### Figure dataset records

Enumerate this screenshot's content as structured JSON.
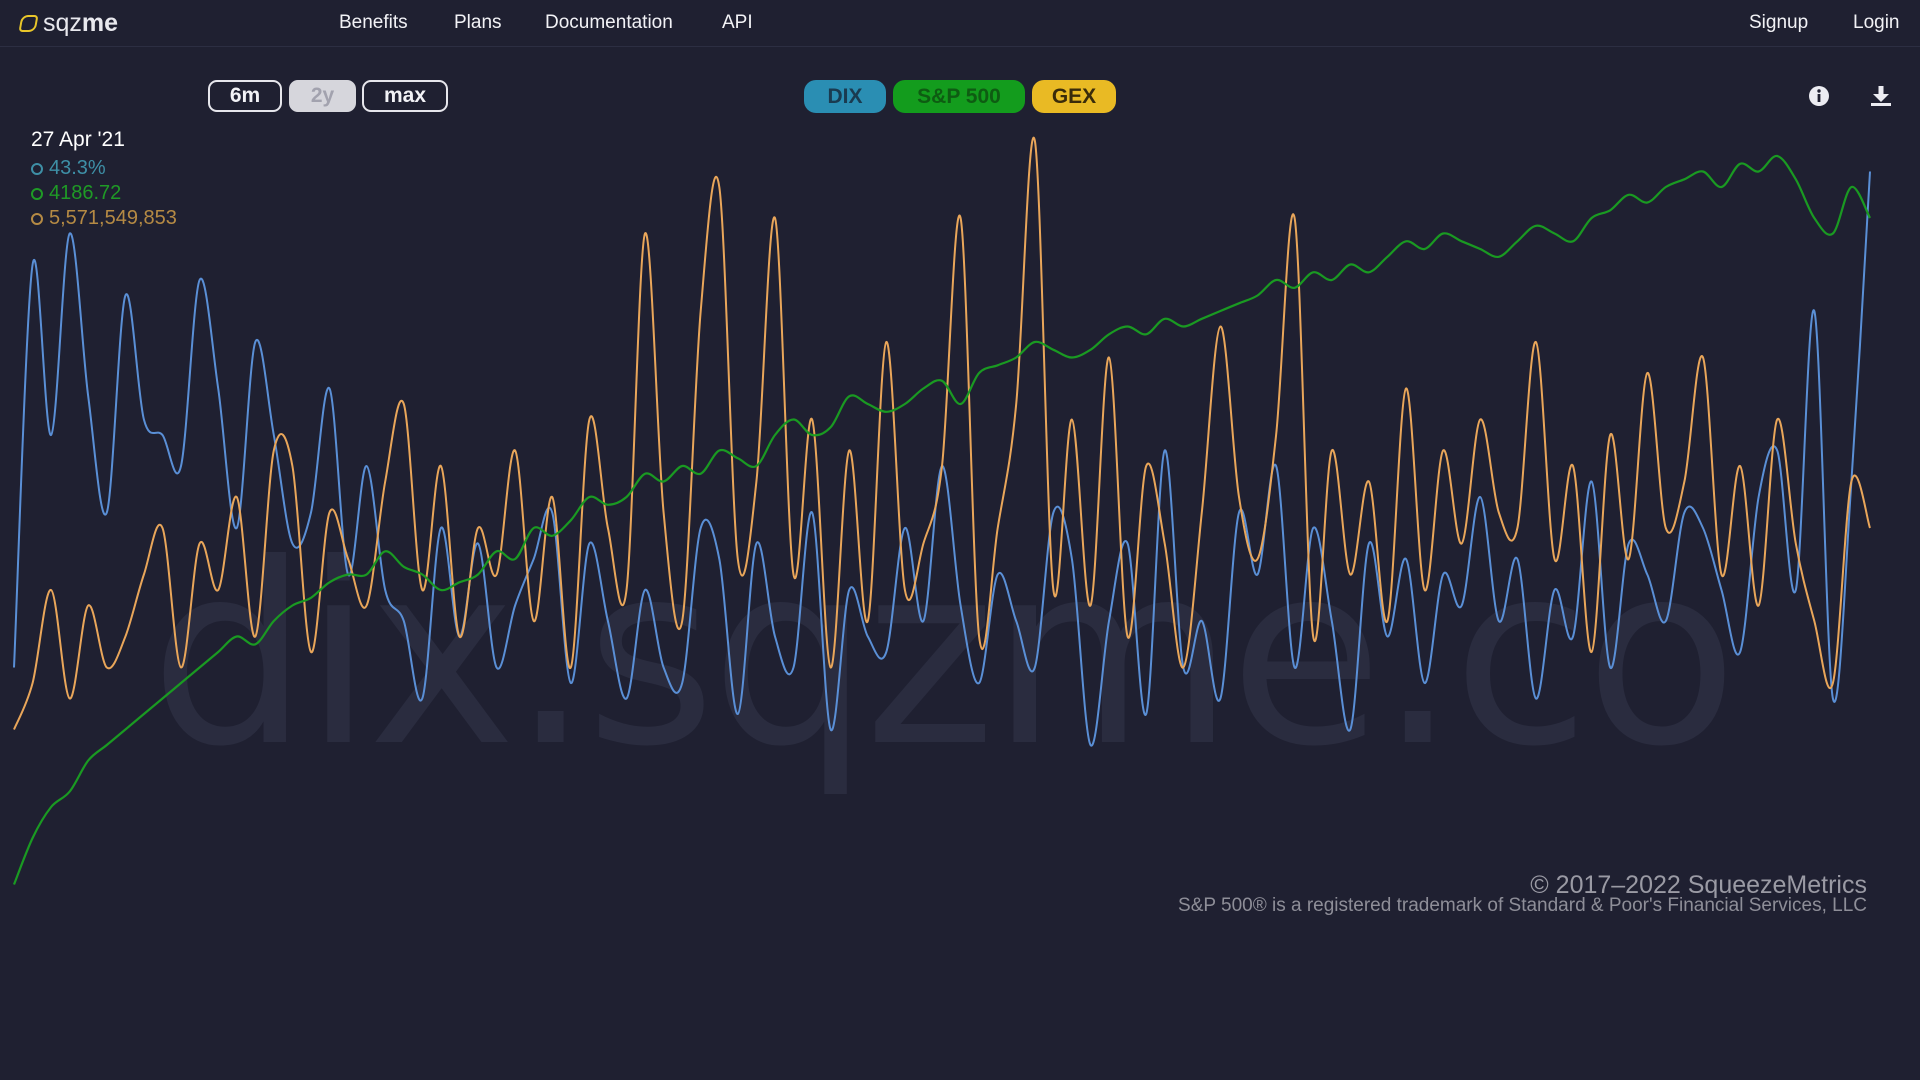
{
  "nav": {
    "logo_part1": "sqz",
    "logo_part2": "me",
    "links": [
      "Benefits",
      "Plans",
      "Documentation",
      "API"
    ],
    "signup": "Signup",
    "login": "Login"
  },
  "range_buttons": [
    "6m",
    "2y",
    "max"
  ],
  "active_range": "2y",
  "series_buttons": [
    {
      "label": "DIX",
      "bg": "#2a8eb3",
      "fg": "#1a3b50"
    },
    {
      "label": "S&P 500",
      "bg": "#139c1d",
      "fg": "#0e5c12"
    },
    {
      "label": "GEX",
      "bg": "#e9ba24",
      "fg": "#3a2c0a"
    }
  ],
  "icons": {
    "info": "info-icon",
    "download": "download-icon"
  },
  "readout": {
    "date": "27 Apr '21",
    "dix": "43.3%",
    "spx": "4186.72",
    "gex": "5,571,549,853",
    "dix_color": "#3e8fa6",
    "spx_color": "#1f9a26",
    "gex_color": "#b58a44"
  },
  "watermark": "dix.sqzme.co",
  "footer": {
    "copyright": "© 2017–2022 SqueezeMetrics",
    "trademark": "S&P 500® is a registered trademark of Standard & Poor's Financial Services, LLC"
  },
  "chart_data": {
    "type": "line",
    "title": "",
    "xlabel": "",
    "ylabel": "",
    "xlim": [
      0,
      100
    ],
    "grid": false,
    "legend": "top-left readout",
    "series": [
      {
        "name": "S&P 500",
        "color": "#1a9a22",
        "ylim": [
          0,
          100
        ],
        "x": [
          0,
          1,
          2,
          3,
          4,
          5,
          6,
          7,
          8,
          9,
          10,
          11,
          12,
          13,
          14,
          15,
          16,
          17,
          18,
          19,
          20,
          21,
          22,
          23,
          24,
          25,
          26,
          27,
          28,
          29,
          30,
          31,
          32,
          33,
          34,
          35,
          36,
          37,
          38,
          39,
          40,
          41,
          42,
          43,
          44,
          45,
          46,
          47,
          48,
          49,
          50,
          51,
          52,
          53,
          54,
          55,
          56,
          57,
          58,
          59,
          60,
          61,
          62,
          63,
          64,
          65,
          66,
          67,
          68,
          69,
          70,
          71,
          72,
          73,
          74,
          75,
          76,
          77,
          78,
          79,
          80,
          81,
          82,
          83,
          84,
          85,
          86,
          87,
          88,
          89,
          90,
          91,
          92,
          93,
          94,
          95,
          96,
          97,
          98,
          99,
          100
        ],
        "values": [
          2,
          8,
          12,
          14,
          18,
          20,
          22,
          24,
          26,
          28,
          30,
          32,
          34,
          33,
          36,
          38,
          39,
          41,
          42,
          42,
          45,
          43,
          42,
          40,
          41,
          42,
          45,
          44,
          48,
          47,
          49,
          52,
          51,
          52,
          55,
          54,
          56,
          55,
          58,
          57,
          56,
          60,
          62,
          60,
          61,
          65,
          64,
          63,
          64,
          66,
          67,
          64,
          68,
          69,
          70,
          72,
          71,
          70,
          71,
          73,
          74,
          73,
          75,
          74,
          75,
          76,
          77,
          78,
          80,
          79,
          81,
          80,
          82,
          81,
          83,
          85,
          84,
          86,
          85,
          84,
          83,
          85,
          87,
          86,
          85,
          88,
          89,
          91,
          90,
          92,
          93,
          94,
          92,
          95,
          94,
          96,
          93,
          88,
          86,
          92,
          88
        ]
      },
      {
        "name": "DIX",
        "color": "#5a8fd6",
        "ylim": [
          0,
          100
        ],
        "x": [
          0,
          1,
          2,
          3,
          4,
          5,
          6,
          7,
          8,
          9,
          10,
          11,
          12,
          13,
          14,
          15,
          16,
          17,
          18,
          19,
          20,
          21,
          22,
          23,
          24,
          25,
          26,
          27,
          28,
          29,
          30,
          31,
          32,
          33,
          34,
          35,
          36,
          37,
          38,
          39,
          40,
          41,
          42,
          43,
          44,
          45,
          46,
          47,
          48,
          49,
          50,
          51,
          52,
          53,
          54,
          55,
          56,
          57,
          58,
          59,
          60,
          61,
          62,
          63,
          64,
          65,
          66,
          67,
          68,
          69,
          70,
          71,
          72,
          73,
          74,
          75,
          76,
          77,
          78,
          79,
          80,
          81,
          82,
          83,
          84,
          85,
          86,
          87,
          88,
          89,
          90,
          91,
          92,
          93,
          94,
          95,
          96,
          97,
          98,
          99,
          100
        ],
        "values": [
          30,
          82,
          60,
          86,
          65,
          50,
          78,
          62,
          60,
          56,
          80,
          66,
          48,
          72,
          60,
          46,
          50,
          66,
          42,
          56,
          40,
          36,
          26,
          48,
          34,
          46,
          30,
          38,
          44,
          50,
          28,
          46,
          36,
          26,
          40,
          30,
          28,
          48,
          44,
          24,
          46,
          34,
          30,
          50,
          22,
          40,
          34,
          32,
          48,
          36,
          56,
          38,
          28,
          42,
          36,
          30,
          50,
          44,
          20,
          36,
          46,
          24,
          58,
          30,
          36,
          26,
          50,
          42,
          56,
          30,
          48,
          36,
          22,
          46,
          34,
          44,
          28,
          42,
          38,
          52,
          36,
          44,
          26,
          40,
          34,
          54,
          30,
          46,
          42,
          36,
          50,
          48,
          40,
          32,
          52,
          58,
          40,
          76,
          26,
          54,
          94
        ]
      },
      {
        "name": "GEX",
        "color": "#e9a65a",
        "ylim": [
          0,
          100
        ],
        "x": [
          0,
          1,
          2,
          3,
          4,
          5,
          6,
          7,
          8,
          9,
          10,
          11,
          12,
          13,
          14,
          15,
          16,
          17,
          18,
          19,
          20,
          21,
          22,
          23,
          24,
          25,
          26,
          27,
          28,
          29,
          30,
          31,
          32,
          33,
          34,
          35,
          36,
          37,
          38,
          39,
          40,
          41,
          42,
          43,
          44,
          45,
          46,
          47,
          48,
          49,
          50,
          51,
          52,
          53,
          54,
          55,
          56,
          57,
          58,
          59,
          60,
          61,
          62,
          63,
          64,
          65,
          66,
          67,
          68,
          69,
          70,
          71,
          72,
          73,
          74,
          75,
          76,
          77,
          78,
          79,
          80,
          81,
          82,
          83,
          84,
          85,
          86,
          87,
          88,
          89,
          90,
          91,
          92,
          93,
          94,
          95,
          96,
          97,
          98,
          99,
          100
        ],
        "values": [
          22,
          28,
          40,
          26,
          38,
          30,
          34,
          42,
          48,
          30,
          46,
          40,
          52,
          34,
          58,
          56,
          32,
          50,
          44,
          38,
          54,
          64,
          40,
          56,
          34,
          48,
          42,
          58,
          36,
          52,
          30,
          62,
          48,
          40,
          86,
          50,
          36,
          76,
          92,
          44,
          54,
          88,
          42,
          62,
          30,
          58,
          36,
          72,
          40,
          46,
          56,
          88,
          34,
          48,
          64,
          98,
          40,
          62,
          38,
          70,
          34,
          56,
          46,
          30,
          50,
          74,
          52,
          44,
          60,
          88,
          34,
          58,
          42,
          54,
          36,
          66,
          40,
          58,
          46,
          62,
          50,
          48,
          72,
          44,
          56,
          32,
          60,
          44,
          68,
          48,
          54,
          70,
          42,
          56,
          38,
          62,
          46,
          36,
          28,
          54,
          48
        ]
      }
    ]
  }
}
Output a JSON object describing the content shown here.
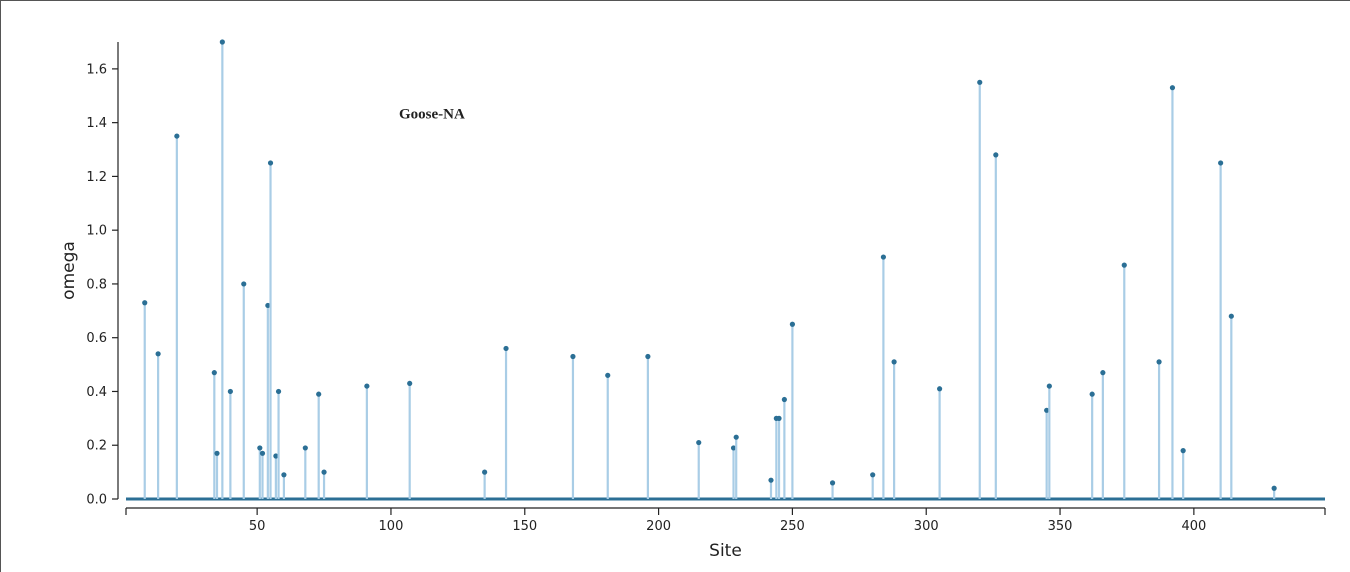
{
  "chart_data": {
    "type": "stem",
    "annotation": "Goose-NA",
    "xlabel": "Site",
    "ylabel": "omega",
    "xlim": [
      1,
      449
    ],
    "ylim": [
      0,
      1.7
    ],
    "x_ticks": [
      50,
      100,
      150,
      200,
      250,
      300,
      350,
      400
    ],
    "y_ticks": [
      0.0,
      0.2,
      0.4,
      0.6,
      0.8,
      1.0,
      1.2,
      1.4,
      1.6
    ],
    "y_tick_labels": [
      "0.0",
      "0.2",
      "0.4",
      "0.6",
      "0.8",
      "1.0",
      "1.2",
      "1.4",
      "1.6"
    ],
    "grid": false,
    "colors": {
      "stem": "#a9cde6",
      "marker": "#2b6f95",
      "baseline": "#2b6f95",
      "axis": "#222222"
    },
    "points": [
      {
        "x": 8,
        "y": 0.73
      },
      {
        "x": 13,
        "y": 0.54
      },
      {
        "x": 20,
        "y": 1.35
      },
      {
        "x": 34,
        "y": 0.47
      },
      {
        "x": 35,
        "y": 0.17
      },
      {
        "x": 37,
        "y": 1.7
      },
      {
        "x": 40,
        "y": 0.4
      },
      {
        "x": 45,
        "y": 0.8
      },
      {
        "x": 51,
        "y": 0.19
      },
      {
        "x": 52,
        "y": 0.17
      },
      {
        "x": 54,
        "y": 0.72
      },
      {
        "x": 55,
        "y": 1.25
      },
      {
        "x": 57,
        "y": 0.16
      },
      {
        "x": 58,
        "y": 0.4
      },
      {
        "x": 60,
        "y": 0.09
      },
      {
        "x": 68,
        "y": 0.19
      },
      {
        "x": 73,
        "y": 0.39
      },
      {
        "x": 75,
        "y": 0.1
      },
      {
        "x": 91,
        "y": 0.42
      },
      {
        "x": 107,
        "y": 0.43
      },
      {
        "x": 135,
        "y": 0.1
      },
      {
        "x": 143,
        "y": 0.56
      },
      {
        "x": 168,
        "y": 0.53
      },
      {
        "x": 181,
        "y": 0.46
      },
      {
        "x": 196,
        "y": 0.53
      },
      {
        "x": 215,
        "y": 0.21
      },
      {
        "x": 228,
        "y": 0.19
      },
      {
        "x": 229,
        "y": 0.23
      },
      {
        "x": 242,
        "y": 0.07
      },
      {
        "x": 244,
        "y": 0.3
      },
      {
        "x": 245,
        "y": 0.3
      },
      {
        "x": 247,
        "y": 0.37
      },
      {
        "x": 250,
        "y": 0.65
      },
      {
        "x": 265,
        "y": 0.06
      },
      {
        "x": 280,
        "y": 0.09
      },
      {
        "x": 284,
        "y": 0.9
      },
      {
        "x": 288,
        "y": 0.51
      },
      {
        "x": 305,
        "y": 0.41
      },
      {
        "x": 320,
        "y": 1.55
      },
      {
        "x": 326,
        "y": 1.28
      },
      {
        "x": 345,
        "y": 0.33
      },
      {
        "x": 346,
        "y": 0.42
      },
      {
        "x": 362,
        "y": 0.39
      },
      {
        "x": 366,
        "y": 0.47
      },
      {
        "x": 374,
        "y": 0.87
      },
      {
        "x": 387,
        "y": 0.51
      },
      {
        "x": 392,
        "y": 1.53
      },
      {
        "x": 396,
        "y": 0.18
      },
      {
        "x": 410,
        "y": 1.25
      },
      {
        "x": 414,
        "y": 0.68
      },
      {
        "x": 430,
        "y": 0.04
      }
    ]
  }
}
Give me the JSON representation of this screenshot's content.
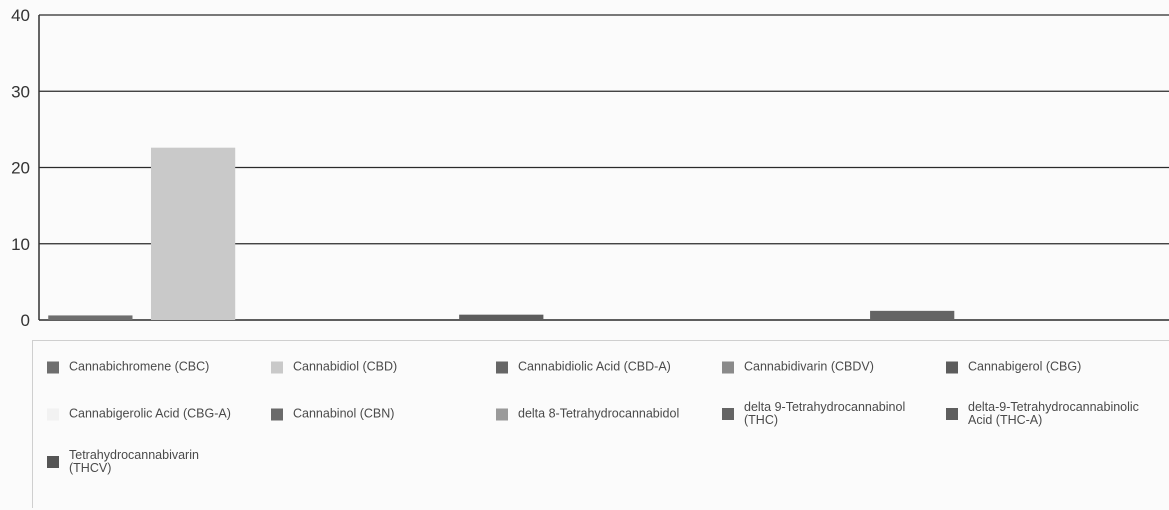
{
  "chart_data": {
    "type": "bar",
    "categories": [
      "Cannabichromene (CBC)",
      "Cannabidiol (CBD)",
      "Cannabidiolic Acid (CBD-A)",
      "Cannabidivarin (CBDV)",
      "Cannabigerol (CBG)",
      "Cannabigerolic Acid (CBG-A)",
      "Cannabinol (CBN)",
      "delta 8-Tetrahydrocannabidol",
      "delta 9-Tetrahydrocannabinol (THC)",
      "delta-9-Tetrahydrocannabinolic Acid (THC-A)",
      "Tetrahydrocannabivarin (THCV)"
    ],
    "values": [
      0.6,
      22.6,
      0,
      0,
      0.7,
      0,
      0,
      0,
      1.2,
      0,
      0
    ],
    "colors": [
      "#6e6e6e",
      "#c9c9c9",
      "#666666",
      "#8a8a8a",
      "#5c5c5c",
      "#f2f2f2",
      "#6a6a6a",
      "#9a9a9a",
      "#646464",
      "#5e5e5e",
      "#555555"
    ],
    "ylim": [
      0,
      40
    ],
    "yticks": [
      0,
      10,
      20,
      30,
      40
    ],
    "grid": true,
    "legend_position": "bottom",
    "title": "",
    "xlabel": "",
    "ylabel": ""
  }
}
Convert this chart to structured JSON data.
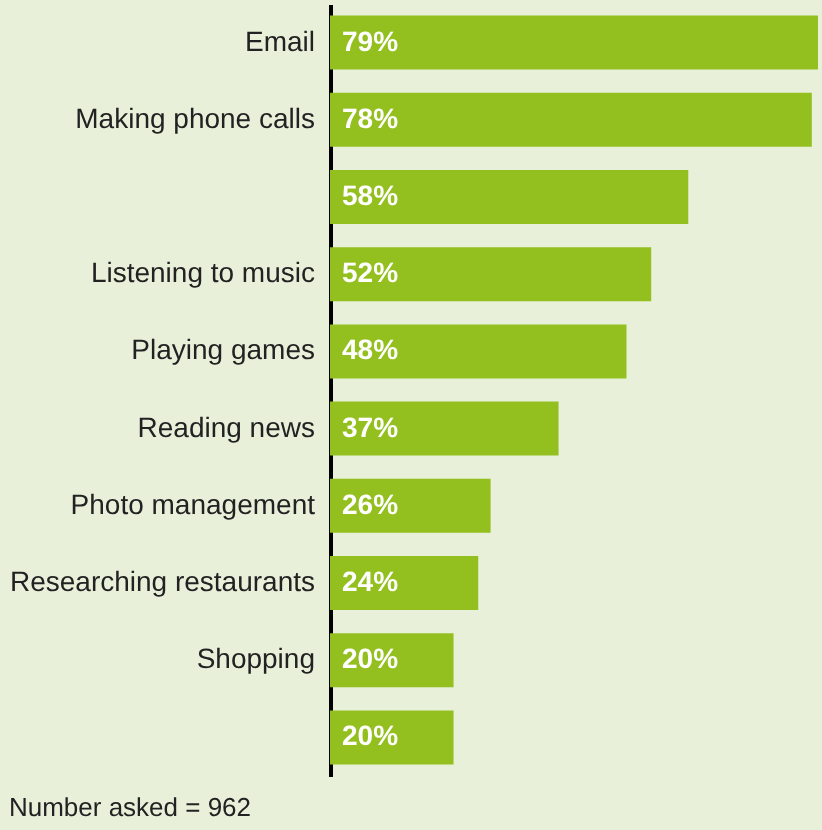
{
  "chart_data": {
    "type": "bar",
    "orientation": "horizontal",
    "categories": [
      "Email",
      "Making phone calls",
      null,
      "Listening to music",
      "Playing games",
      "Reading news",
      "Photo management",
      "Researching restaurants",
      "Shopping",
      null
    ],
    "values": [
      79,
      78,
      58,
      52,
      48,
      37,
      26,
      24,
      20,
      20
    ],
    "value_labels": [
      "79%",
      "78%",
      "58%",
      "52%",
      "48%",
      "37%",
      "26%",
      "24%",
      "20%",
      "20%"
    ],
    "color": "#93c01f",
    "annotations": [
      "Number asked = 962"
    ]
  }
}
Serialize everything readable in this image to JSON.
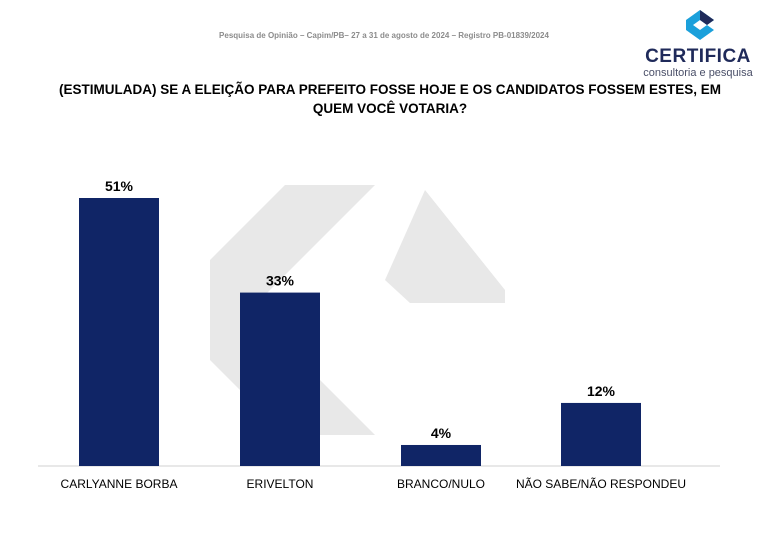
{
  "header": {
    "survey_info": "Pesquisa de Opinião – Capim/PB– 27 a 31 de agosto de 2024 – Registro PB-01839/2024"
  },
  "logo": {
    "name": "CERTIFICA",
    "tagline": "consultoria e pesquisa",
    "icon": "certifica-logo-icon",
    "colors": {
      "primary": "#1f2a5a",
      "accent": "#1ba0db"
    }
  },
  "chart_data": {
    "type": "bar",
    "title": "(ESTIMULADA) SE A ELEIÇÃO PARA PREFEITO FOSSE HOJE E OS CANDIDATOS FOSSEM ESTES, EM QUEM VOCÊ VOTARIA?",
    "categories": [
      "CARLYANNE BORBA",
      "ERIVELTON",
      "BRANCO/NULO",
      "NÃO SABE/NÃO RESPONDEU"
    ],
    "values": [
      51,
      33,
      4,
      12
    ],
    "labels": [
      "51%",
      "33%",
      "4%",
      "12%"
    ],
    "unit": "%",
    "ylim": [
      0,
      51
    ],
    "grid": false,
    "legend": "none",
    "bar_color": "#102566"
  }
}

### EXERCISE
Only the number is needed here: how many lines of the records contain "this"?

### IN RESPONSE
4